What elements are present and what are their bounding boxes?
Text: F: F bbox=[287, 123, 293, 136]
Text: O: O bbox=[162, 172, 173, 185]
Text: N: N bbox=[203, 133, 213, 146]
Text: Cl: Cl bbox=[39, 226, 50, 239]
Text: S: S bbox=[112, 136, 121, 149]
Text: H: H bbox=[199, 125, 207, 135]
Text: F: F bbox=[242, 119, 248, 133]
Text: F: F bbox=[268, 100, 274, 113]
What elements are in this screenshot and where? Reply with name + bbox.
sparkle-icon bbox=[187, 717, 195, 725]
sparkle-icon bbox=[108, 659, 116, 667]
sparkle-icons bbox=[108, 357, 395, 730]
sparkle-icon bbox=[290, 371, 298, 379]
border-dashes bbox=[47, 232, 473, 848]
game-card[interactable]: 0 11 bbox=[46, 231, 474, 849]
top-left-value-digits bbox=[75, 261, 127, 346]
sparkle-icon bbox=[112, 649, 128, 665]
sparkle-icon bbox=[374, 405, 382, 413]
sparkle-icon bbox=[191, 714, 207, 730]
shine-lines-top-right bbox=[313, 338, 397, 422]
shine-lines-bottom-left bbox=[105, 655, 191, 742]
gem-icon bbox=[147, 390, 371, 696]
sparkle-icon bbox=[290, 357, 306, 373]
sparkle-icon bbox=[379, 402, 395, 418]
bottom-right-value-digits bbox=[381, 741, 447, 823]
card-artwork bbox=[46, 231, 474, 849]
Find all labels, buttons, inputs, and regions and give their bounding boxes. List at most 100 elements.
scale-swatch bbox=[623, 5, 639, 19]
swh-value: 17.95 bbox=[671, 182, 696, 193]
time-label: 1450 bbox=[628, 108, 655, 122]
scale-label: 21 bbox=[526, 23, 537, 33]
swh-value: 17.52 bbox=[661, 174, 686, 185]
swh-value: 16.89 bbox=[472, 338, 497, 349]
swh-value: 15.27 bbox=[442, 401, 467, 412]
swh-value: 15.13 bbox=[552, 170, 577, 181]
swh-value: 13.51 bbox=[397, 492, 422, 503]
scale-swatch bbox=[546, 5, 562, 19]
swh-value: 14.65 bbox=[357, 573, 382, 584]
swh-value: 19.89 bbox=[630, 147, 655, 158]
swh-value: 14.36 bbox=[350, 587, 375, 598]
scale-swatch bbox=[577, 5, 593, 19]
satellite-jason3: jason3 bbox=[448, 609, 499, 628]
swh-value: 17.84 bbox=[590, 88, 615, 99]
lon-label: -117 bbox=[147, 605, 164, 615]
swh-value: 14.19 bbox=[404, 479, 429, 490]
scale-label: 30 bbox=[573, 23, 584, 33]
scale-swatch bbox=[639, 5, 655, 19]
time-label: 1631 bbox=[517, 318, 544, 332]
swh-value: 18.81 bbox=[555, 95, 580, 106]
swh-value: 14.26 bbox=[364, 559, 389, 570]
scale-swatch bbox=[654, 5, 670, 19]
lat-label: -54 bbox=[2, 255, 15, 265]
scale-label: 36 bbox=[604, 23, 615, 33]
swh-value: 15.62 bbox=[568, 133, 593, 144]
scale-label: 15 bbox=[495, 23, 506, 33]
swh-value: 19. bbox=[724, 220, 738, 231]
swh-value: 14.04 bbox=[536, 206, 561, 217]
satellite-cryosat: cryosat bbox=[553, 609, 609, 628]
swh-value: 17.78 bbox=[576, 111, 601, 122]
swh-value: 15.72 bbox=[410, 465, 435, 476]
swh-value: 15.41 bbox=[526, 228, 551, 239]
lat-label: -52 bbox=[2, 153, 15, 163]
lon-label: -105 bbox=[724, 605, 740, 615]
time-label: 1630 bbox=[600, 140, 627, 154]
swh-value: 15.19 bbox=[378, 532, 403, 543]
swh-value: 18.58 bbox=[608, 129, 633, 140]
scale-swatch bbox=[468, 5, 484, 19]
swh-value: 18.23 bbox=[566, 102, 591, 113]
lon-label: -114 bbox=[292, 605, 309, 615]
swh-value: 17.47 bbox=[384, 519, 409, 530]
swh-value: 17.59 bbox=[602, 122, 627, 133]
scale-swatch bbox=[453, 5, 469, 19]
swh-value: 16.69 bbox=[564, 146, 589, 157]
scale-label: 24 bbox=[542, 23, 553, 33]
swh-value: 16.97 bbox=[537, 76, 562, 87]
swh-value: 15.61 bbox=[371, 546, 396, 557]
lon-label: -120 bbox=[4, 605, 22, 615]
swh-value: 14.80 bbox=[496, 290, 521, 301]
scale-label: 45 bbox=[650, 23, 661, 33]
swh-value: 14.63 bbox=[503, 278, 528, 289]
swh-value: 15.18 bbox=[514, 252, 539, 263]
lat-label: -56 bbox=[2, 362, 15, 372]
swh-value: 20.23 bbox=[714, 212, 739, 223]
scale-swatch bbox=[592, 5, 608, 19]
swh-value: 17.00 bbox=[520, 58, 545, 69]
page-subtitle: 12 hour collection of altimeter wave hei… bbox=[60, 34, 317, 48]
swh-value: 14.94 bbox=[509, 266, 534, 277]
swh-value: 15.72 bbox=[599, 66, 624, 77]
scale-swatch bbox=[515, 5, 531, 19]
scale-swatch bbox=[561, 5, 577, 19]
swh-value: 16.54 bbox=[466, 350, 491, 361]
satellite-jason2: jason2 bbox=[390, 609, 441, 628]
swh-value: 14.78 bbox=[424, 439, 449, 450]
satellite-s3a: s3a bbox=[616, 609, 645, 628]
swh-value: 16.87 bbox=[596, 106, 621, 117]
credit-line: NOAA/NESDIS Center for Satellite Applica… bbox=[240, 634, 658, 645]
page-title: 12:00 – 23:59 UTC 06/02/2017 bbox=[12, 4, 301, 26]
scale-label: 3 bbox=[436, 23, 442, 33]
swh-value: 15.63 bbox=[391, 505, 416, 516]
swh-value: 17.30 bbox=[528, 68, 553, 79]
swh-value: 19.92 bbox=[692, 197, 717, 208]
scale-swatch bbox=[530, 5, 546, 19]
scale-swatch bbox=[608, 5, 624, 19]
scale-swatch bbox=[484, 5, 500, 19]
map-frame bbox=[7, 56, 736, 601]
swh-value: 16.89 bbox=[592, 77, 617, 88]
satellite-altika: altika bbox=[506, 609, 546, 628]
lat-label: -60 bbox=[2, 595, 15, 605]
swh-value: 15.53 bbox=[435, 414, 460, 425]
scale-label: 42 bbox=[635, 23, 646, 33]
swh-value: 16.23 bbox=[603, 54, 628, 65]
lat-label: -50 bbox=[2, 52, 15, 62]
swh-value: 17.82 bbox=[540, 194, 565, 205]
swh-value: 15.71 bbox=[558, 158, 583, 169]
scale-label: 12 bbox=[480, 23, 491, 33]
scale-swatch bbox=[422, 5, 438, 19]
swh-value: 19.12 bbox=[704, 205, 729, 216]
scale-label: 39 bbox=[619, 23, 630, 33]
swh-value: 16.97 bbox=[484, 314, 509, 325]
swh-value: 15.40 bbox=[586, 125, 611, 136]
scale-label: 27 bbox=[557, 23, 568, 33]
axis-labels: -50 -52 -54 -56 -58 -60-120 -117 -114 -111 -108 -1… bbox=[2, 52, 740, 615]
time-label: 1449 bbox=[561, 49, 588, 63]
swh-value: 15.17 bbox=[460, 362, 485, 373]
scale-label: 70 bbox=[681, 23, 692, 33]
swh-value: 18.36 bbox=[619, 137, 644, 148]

▸ TO DO
Rewrite all the entries above, changing every "swh-value" to "wave-height" and leaving everything else as it is.

▸ ANSWER TO THE TASK
What elements are present and what are their bounding boxes?
Text: F: F bbox=[287, 123, 293, 136]
Text: O: O bbox=[162, 172, 173, 185]
Text: N: N bbox=[203, 133, 213, 146]
Text: Cl: Cl bbox=[39, 226, 50, 239]
Text: S: S bbox=[112, 136, 121, 149]
Text: H: H bbox=[199, 125, 207, 135]
Text: F: F bbox=[242, 119, 248, 133]
Text: F: F bbox=[268, 100, 274, 113]
What elements are in this screenshot and where? Reply with name + bbox.
sparkle-icon bbox=[187, 717, 195, 725]
sparkle-icon bbox=[108, 659, 116, 667]
sparkle-icons bbox=[108, 357, 395, 730]
sparkle-icon bbox=[290, 371, 298, 379]
border-dashes bbox=[47, 232, 473, 848]
game-card[interactable]: 0 11 bbox=[46, 231, 474, 849]
top-left-value-digits bbox=[75, 261, 127, 346]
sparkle-icon bbox=[112, 649, 128, 665]
sparkle-icon bbox=[374, 405, 382, 413]
sparkle-icon bbox=[191, 714, 207, 730]
shine-lines-top-right bbox=[313, 338, 397, 422]
shine-lines-bottom-left bbox=[105, 655, 191, 742]
gem-icon bbox=[147, 390, 371, 696]
sparkle-icon bbox=[290, 357, 306, 373]
sparkle-icon bbox=[379, 402, 395, 418]
bottom-right-value-digits bbox=[381, 741, 447, 823]
card-artwork bbox=[46, 231, 474, 849]
Find all labels, buttons, inputs, and regions and give their bounding boxes. List at most 100 elements.
scale-swatch bbox=[623, 5, 639, 19]
wave-height: 17.95 bbox=[671, 182, 696, 193]
time-label: 1450 bbox=[628, 108, 655, 122]
scale-label: 21 bbox=[526, 23, 537, 33]
wave-height: 17.52 bbox=[661, 174, 686, 185]
wave-height: 16.89 bbox=[472, 338, 497, 349]
wave-height: 15.27 bbox=[442, 401, 467, 412]
wave-height: 15.13 bbox=[552, 170, 577, 181]
wave-height: 13.51 bbox=[397, 492, 422, 503]
scale-swatch bbox=[546, 5, 562, 19]
wave-height: 14.65 bbox=[357, 573, 382, 584]
wave-height: 19.89 bbox=[630, 147, 655, 158]
wave-height: 14.36 bbox=[350, 587, 375, 598]
scale-swatch bbox=[577, 5, 593, 19]
satellite-jason3: jason3 bbox=[448, 609, 499, 628]
wave-height: 17.84 bbox=[590, 88, 615, 99]
lon-label: -117 bbox=[147, 605, 164, 615]
wave-height: 14.19 bbox=[404, 479, 429, 490]
scale-label: 30 bbox=[573, 23, 584, 33]
scale-swatch bbox=[639, 5, 655, 19]
time-label: 1631 bbox=[517, 318, 544, 332]
wave-height: 18.81 bbox=[555, 95, 580, 106]
wave-height: 14.26 bbox=[364, 559, 389, 570]
scale-swatch bbox=[654, 5, 670, 19]
lat-label: -54 bbox=[2, 255, 15, 265]
scale-label: 36 bbox=[604, 23, 615, 33]
wave-height: 15.62 bbox=[568, 133, 593, 144]
scale-label: 15 bbox=[495, 23, 506, 33]
wave-height: 19. bbox=[724, 220, 738, 231]
wave-height: 14.04 bbox=[536, 206, 561, 217]
satellite-cryosat: cryosat bbox=[553, 609, 609, 628]
wave-height: 17.78 bbox=[576, 111, 601, 122]
wave-height: 15.72 bbox=[410, 465, 435, 476]
wave-height: 15.41 bbox=[526, 228, 551, 239]
lat-label: -52 bbox=[2, 153, 15, 163]
lon-label: -105 bbox=[724, 605, 740, 615]
time-label: 1630 bbox=[600, 140, 627, 154]
wave-height: 15.19 bbox=[378, 532, 403, 543]
wave-height: 18.58 bbox=[608, 129, 633, 140]
scale-swatch bbox=[468, 5, 484, 19]
wave-height: 18.23 bbox=[566, 102, 591, 113]
lon-label: -114 bbox=[292, 605, 309, 615]
wave-height: 17.47 bbox=[384, 519, 409, 530]
wave-height: 17.59 bbox=[602, 122, 627, 133]
scale-swatch bbox=[453, 5, 469, 19]
wave-height: 16.69 bbox=[564, 146, 589, 157]
scale-label: 24 bbox=[542, 23, 553, 33]
wave-height: 16.97 bbox=[537, 76, 562, 87]
wave-height: 15.61 bbox=[371, 546, 396, 557]
lon-label: -120 bbox=[4, 605, 22, 615]
wave-height: 14.80 bbox=[496, 290, 521, 301]
scale-label: 45 bbox=[650, 23, 661, 33]
wave-height: 14.63 bbox=[503, 278, 528, 289]
wave-height: 15.18 bbox=[514, 252, 539, 263]
lat-label: -56 bbox=[2, 362, 15, 372]
wave-height: 20.23 bbox=[714, 212, 739, 223]
scale-swatch bbox=[592, 5, 608, 19]
wave-height: 17.00 bbox=[520, 58, 545, 69]
page-subtitle: 12 hour collection of altimeter wave hei… bbox=[60, 34, 317, 48]
wave-height: 14.94 bbox=[509, 266, 534, 277]
wave-height: 15.72 bbox=[599, 66, 624, 77]
scale-swatch bbox=[515, 5, 531, 19]
scale-swatch bbox=[561, 5, 577, 19]
wave-height: 16.54 bbox=[466, 350, 491, 361]
satellite-jason2: jason2 bbox=[390, 609, 441, 628]
wave-height: 14.78 bbox=[424, 439, 449, 450]
satellite-s3a: s3a bbox=[616, 609, 645, 628]
wave-height: 16.87 bbox=[596, 106, 621, 117]
credit-line: NOAA/NESDIS Center for Satellite Applica… bbox=[240, 634, 658, 645]
page-title: 12:00 – 23:59 UTC 06/02/2017 bbox=[12, 4, 301, 26]
scale-label: 3 bbox=[436, 23, 442, 33]
wave-height: 15.63 bbox=[391, 505, 416, 516]
wave-height: 17.30 bbox=[528, 68, 553, 79]
wave-height: 19.92 bbox=[692, 197, 717, 208]
scale-swatch bbox=[530, 5, 546, 19]
scale-swatch bbox=[608, 5, 624, 19]
scale-swatch bbox=[484, 5, 500, 19]
map-frame bbox=[7, 56, 736, 601]
wave-height: 16.89 bbox=[592, 77, 617, 88]
satellite-altika: altika bbox=[506, 609, 546, 628]
lat-label: -60 bbox=[2, 595, 15, 605]
wave-height: 15.53 bbox=[435, 414, 460, 425]
scale-label: 42 bbox=[635, 23, 646, 33]
wave-height: 16.23 bbox=[603, 54, 628, 65]
lat-label: -50 bbox=[2, 52, 15, 62]
wave-height: 17.82 bbox=[540, 194, 565, 205]
wave-height: 15.71 bbox=[558, 158, 583, 169]
scale-label: 12 bbox=[480, 23, 491, 33]
scale-swatch bbox=[422, 5, 438, 19]
wave-height: 19.12 bbox=[704, 205, 729, 216]
scale-label: 39 bbox=[619, 23, 630, 33]
wave-height: 16.97 bbox=[484, 314, 509, 325]
wave-height: 15.40 bbox=[586, 125, 611, 136]
scale-label: 27 bbox=[557, 23, 568, 33]
axis-labels: -50 -52 -54 -56 -58 -60-120 -117 -114 -111 -108 -1… bbox=[2, 52, 740, 615]
time-label: 1449 bbox=[561, 49, 588, 63]
wave-height: 15.17 bbox=[460, 362, 485, 373]
scale-label: 70 bbox=[681, 23, 692, 33]
wave-height: 18.36 bbox=[619, 137, 644, 148]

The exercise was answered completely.